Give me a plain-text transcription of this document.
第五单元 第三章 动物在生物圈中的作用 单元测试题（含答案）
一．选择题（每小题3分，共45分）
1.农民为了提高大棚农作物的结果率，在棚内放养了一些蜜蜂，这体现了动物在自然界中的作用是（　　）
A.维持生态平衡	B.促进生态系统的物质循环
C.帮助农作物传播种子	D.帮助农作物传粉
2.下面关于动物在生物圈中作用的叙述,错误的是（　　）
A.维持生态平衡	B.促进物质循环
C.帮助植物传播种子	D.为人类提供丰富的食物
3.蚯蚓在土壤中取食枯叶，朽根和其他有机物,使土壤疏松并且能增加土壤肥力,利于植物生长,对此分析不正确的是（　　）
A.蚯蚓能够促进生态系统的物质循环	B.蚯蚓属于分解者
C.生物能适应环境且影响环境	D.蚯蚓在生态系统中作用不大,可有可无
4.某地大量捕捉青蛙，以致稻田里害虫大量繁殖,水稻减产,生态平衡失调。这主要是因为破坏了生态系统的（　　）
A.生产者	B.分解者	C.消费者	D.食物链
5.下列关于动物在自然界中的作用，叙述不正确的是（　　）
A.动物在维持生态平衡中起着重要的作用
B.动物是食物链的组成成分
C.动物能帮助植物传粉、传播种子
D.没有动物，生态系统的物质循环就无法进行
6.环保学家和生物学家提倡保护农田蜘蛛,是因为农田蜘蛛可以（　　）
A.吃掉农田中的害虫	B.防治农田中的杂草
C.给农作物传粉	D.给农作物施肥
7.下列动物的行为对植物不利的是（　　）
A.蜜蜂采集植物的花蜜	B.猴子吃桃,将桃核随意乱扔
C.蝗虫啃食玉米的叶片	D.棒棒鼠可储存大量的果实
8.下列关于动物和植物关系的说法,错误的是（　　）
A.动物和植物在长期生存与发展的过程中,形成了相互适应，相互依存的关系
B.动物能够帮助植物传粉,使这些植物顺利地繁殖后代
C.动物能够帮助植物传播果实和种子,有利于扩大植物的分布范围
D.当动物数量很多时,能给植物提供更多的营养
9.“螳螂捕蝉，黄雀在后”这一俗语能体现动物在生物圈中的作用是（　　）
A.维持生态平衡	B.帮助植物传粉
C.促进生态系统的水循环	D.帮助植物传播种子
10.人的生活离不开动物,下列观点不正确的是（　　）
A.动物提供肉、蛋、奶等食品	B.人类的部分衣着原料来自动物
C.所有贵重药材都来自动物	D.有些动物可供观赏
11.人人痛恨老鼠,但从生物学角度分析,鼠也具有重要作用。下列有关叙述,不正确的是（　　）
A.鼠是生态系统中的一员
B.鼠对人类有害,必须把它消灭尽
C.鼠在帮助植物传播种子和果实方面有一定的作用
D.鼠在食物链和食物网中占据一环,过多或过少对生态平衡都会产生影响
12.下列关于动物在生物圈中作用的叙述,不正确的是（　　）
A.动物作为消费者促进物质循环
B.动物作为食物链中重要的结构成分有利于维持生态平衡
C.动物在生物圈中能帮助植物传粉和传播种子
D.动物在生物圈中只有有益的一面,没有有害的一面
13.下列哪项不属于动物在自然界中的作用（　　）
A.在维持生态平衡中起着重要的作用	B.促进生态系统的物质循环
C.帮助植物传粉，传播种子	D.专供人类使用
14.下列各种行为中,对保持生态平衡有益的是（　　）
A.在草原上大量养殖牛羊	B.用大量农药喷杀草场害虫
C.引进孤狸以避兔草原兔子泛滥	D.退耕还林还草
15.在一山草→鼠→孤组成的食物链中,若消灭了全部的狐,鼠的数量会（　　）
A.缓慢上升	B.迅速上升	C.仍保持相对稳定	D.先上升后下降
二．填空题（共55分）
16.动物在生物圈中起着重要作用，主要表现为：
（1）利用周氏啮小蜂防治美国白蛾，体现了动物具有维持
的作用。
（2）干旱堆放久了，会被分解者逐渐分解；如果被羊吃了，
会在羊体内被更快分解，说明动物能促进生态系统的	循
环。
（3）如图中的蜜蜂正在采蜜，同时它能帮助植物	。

------------------------------

**Job**.
Return the listing above in its exact form.

**Correct output**.
Give me a plain-text transcription of this document.
第五单元 第三章 动物在生物圈中的作用 单元测试题（含答案）
一．选择题（每小题3分，共45分）
1.农民为了提高大棚农作物的结果率，在棚内放养了一些蜜蜂，这体现了动物在自然界中的作用是（　　）
A.维持生态平衡	B.促进生态系统的物质循环
C.帮助农作物传播种子	D.帮助农作物传粉
2.下面关于动物在生物圈中作用的叙述,错误的是（　　）
A.维持生态平衡	B.促进物质循环
C.帮助植物传播种子	D.为人类提供丰富的食物
3.蚯蚓在土壤中取食枯叶，朽根和其他有机物,使土壤疏松并且能增加土壤肥力,利于植物生长,对此分析不正确的是（　　）
A.蚯蚓能够促进生态系统的物质循环	B.蚯蚓属于分解者
C.生物能适应环境且影响环境	D.蚯蚓在生态系统中作用不大,可有可无
4.某地大量捕捉青蛙，以致稻田里害虫大量繁殖,水稻减产,生态平衡失调。这主要是因为破坏了生态系统的（　　）
A.生产者	B.分解者	C.消费者	D.食物链
5.下列关于动物在自然界中的作用，叙述不正确的是（　　）
A.动物在维持生态平衡中起着重要的作用
B.动物是食物链的组成成分
C.动物能帮助植物传粉、传播种子
D.没有动物，生态系统的物质循环就无法进行
6.环保学家和生物学家提倡保护农田蜘蛛,是因为农田蜘蛛可以（　　）
A.吃掉农田中的害虫	B.防治农田中的杂草
C.给农作物传粉	D.给农作物施肥
7.下列动物的行为对植物不利的是（　　）
A.蜜蜂采集植物的花蜜	B.猴子吃桃,将桃核随意乱扔
C.蝗虫啃食玉米的叶片	D.棒棒鼠可储存大量的果实
8.下列关于动物和植物关系的说法,错误的是（　　）
A.动物和植物在长期生存与发展的过程中,形成了相互适应，相互依存的关系
B.动物能够帮助植物传粉,使这些植物顺利地繁殖后代
C.动物能够帮助植物传播果实和种子,有利于扩大植物的分布范围
D.当动物数量很多时,能给植物提供更多的营养
9.“螳螂捕蝉，黄雀在后”这一俗语能体现动物在生物圈中的作用是（　　）
A.维持生态平衡	B.帮助植物传粉
C.促进生态系统的水循环	D.帮助植物传播种子
10.人的生活离不开动物,下列观点不正确的是（　　）
A.动物提供肉、蛋、奶等食品	B.人类的部分衣着原料来自动物
C.所有贵重药材都来自动物	D.有些动物可供观赏
11.人人痛恨老鼠,但从生物学角度分析,鼠也具有重要作用。下列有关叙述,不正确的是（　　）
A.鼠是生态系统中的一员
B.鼠对人类有害,必须把它消灭尽
C.鼠在帮助植物传播种子和果实方面有一定的作用
D.鼠在食物链和食物网中占据一环,过多或过少对生态平衡都会产生影响
12.下列关于动物在生物圈中作用的叙述,不正确的是（　　）
A.动物作为消费者促进物质循环
B.动物作为食物链中重要的结构成分有利于维持生态平衡
C.动物在生物圈中能帮助植物传粉和传播种子
D.动物在生物圈中只有有益的一面,没有有害的一面
13.下列哪项不属于动物在自然界中的作用（　　）
A.在维持生态平衡中起着重要的作用	B.促进生态系统的物质循环
C.帮助植物传粉，传播种子	D.专供人类使用
14.下列各种行为中,对保持生态平衡有益的是（　　）
A.在草原上大量养殖牛羊	B.用大量农药喷杀草场害虫
C.引进孤狸以避兔草原兔子泛滥	D.退耕还林还草
15.在一山草→鼠→孤组成的食物链中,若消灭了全部的狐,鼠的数量会（　　）
A.缓慢上升	B.迅速上升	C.仍保持相对稳定	D.先上升后下降
二．填空题（共55分）
16.动物在生物圈中起着重要作用，主要表现为：
（1）利用周氏啮小蜂防治美国白蛾，体现了动物具有维持
的作用。
（2）干旱堆放久了，会被分解者逐渐分解；如果被羊吃了，
会在羊体内被更快分解，说明动物能促进生态系统的	循
环。
（3）如图中的蜜蜂正在采蜜，同时它能帮助植物	。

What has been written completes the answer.